# Text passage

== == ==

28 pages, 11877 KiB  
Article
Multispectral and Hyperspectral Image Fusion Based on Joint-Structured Sparse Block-Term Tensor Decomposition
by Hao Guo, Wenxing Bao, Wei Feng, Shasha Sun, Chunhui Mo and Kewen Qu
Remote Sens. 2023, 15(18), 4610; https://doi.org/10.3390/rs15184610 - 19 Sep 2023
Cited by 2 | Viewed by 1160
Abstract
Multispectral and hyperspectral image fusion (MHF) aims to reconstruct high-resolution hyperspectral images by fusing spatial and spectral information. Unlike the traditional canonical polyadic decomposition and Tucker decomposition models, the block-term tensor decomposition model is able to improve the quality of fused images using [...] Read more.

== == ==

# Material provided
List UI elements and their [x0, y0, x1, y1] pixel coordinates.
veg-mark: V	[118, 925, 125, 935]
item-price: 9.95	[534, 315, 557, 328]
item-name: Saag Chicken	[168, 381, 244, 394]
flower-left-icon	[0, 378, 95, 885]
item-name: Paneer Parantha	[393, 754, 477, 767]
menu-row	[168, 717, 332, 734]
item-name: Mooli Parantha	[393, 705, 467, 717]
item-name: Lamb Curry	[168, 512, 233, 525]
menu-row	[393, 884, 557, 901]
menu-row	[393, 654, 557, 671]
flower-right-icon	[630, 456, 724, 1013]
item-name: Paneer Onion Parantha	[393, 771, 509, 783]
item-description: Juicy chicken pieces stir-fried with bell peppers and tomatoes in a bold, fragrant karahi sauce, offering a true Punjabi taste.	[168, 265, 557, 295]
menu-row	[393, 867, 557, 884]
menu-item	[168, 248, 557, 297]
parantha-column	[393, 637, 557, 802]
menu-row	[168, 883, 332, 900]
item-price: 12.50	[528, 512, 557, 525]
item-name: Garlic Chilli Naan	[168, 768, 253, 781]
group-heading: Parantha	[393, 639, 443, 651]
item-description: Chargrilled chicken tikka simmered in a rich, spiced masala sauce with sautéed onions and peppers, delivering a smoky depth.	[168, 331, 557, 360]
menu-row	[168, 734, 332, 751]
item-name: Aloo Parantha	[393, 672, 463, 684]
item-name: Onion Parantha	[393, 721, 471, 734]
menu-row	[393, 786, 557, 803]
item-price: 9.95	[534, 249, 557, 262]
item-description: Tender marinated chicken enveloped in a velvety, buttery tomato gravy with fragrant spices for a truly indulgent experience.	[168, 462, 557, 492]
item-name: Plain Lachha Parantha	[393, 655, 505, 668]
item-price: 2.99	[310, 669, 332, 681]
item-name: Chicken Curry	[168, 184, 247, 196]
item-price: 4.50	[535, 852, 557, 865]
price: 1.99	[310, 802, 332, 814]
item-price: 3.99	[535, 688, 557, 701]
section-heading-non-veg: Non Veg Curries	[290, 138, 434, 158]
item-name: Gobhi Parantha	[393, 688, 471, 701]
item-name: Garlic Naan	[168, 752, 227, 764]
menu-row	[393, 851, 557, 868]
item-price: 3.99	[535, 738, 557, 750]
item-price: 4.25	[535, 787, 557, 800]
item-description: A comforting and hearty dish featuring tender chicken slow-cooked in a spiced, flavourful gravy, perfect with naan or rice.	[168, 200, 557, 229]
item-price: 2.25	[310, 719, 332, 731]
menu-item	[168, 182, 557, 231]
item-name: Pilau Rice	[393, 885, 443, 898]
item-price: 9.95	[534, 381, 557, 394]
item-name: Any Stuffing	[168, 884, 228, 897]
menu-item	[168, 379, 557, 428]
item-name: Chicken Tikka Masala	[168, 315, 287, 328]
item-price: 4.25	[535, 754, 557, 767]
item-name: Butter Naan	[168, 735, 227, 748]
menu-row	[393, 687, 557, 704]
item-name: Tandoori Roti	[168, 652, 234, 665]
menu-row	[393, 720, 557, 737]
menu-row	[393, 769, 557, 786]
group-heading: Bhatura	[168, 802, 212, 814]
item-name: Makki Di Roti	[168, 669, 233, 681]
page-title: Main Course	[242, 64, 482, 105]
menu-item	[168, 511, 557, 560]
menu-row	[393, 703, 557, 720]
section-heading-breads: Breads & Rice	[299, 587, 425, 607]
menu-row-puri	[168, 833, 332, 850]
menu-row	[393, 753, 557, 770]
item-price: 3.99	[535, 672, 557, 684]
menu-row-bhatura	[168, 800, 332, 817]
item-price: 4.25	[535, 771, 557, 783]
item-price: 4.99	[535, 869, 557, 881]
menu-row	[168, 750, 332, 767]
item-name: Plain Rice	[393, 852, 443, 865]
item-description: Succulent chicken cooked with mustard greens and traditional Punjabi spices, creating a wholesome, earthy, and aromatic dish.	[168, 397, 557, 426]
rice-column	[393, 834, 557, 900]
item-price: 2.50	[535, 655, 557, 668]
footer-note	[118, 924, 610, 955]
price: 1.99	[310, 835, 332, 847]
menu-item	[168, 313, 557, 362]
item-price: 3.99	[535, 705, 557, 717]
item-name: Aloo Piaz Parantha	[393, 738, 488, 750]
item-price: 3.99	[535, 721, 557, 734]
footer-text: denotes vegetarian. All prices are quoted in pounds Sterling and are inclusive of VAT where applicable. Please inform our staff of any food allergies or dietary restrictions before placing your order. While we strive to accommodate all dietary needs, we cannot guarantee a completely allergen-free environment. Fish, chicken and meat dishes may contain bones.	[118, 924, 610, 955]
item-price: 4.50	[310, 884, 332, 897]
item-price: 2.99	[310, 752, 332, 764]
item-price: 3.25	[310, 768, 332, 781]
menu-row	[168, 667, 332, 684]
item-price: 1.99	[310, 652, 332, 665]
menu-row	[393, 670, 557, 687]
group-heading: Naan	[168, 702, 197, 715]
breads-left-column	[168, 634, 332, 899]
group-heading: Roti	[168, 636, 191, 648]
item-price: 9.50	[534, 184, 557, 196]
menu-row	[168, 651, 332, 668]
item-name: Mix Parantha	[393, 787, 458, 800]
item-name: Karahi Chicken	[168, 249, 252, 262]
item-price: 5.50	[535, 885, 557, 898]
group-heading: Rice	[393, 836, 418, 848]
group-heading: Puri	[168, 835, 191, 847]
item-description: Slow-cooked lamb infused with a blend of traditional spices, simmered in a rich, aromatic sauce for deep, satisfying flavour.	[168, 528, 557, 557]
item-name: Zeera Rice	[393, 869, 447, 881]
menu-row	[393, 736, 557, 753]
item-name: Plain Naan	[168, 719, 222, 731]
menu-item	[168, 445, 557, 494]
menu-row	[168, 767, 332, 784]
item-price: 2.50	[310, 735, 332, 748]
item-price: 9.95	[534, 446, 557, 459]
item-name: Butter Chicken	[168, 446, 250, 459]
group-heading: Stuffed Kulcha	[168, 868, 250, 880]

== == ==

# Required tasks
a: From the article listing, output the text between "28 pages, 11877" and "[...] Read more.", inclusive.
b: In the article listing, what does multispectral and hyperspectral image fusion aim to reconstruct?
The records are independent of the article listing and are not part of it.

# Answers to each task
a:
28 pages, 11877 KiB  
Article
Multispectral and Hyperspectral Image Fusion Based on Joint-Structured Sparse Block-Term Tensor Decomposition
by Hao Guo, Wenxing Bao, Wei Feng, Shasha Sun, Chunhui Mo and Kewen Qu
Remote Sens. 2023, 15(18), 4610; https://doi.org/10.3390/rs15184610 - 19 Sep 2023
Cited by 2 | Viewed by 1160
Abstract
Multispectral and hyperspectral image fusion (MHF) aims to reconstruct high-resolution hyperspectral images by fusing spatial and spectral information. Unlike the traditional canonical polyadic decomposition and Tucker decomposition models, the block-term tensor decomposition model is able to improve the quality of fused images using [...] Read more.

b: High-resolution hyperspectral images.